**PARTS OF THE EXERCISE:**
1. Return the passage from the 8086 die-shrink article from "The same region" up to and including "attach bond wires.".
2. Continue the article on the shrunken 8086 dies, starting right after its final sentence.

**TEXT EXCERPT:**
# # # #

The magnified photo below shows the same circuitry on the two dies. There is an exact correspondence between components in the two images, showing the circuitry was reduced in size, not redesigned. (These photos show the metal layer on top of the chip; some polysilicon is visible in the right photo.)

The same region of the two dies at the same scale.

However, there are significant differences around the edges of the dies. The bond pads around the outside are closer together, especially in the bottom right. There are two reasons for this. First, the bond pads can’t shrink very much, since they need to be large enough to attach bond wires.

Second, the power distribution traces around the edges are wider in order to support the necessary current. (Look to the right of the microcode ROM in the lower right, for instance.) Part of this is because the power traces in the middle of the circuitry were scaled down with the rest of the circuitry, so they are smaller; the outside traces need to pick up the slack. In addition, the thinner metal layer in the newer chip can’t support as much current without being widened.

A bond pad and associated transistors, comparing the old chip (left) and new chip (right). In the copyright date, the top of the “6” is strangely flat; it looks like they changed a “1985” to “1986”.

The photo above shows a bonding pad with an attached bond wire. The drive transistors are above the pad. The newer chip has almost the same size pad, but the power drive transistors have both shrunk and been redesigned. Note the much thicker metal power wiring on the newer chip. The Intel logo was moved from the bottom right to the bottom left, probably because that’s where there was room.

A closer look at the dies
First, a bit of background on the NMOS construction used in the 8086 and other chips of that era. These chips consist of a silicon substrate, which is doped (diffusion) with arsenic or boron to form transistors. On top, a layer of polysilicon creates the gates of the transistors as well as providing wiring between components. Finally, a single metal layer on top wires up the components.A semiconductor process (such as HMOS-III) has specific rules on the minimum size and spacing for features on the silicon, polysilicon, and metal layers. By looking closely at the chips, we can see how the features correspond to the design rules for HMOS I and HMOS III. The table below (from HMOS III Technology) summarizes the characteristics of the different HMOS processes. The features get smaller and the performance gets better with each version. (Intel got a 40% overall performance improvement going from HMOS-II to HMOS-III.)

HMOS I HMOS II HMOS III
Diffusion Pitch (µ) 8.0 6.4 5.0
Poly Pitch (µ) 7.0 5.6 4.0
Metal Pitch (µ) 11.0 8.0 6.4
Gate Oxide Thickness (Å) 700 400 250
Channel Length (µ) 3.0 2.0 1.5
Idsat (mA) 8.0 14.0 27.0
Minimum Gate-Delay (ps) 1000 400 200
Speed-Power Product (pJ) 1.0 0.5 0.25
Linear Shrink Factor 1.0 0.8 0.64

The microscope photo below shows a complex arrangement of transistors in the older 8086 chip. The dark regions are doped silicon, while the white rectangles are the transistor gates. (There are about 21 transistors in this photo.) A key measurement is the channel length, the length of the gate between the source and drain. (This is the narrower dimension of the white rectangles.) I measured 3 μm for these transistors, which nicely matches the published value for HMOS I.8 This indicates the chip was manufactured with a 3 μm process; in comparison, processors are now moving to a 5 nm process, 600 times smaller.

# # # #

**SUPPLIED MATERIAL:**
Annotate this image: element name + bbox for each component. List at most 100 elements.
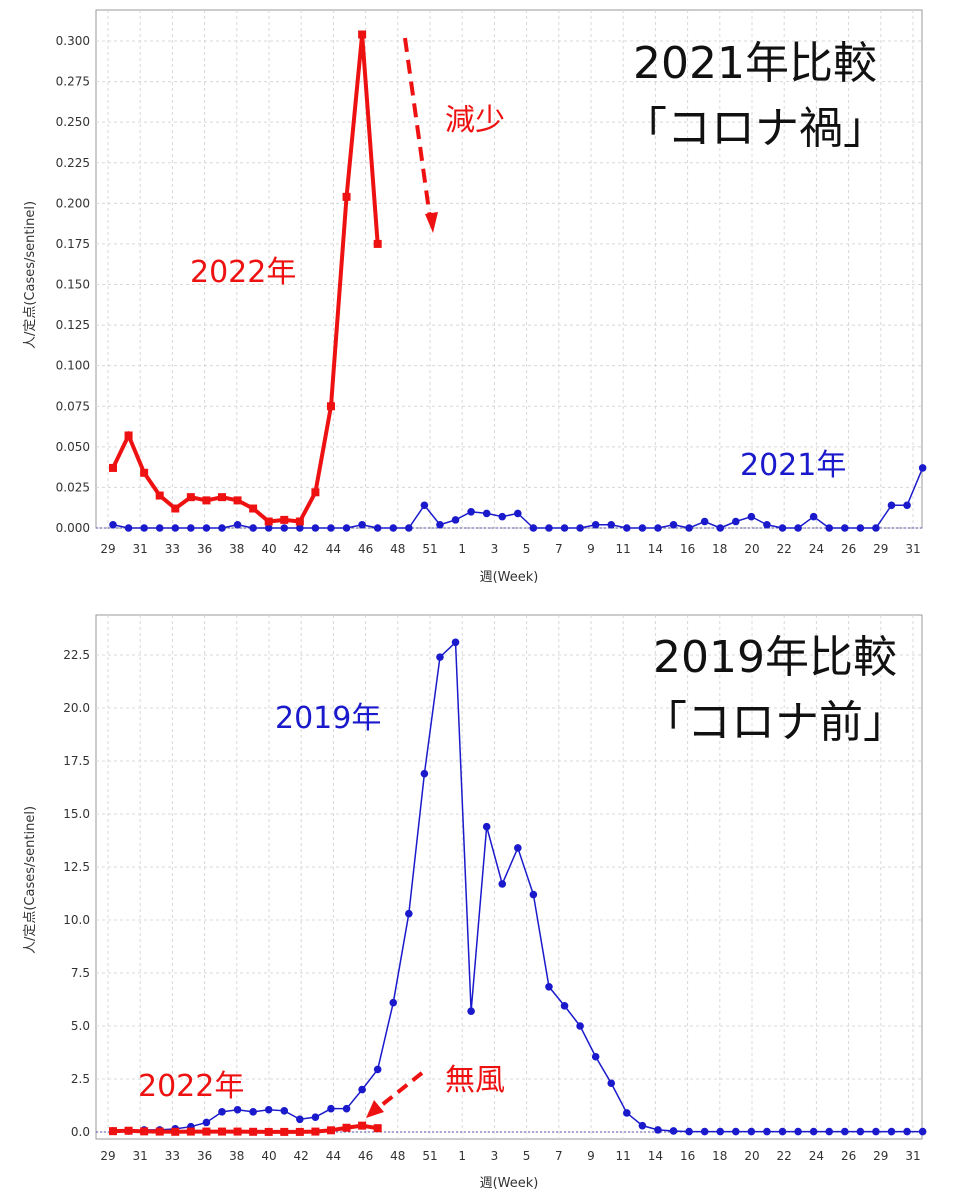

# # # #

**RESPONSES TO THE TASKS:**
1.
The same region of the two dies at the same scale.

However, there are significant differences around the edges of the dies. The bond pads around the outside are closer together, especially in the bottom right. There are two reasons for this. First, the bond pads can’t shrink very much, since they need to be large enough to attach bond wires.

2.
Transistors in the older 8086 chip. The metal and polysilicon were removed for this photo. Circles are vias that connect to the metal layer.

The photo below shows transistors in newer 8086 at the same scale; the transistors are much smaller. The linear dimensions are scaled by 64%, so the transistors have 40% of their original area. Because I processed this die differently, the polysilicon remained on the die, the yellowish lines. The doped silicon appears pinkish, much less visible than before. I measure the gate length as 1.9 μm, which is 64% of the previous 3 μm. Note that HMOS-III supports a considerably smaller 1.5 μm channel length, but since everything shrinks by the same 64% factor, the channel length is larger than necessary. This illustrates that uniformly shrinking the die wastes some of the potential gain from the new process, but it is much easier than completely redesigning the chip.

Transistors in the later 8086 chip. There are many vias between the silicon or polysilicon and the metal (which has been removed).

I also looked at the spacing (pitch) of lines in the metal layer. The photo below shows some horizontal and vertical metal wiring in the older chip. I measured 11μm pitch for the metal lines, which matches the published HMOS I figure. The shrink to 64% yields 7 μm pitch on the new chip, even though HMOS III supported 6.4 μm. As before, the constant shrink factor doesn’t take full advantage of the new process.

The metal layer of the older 8086 chip. Reddish polysilicon wiring is visible underneath the metal.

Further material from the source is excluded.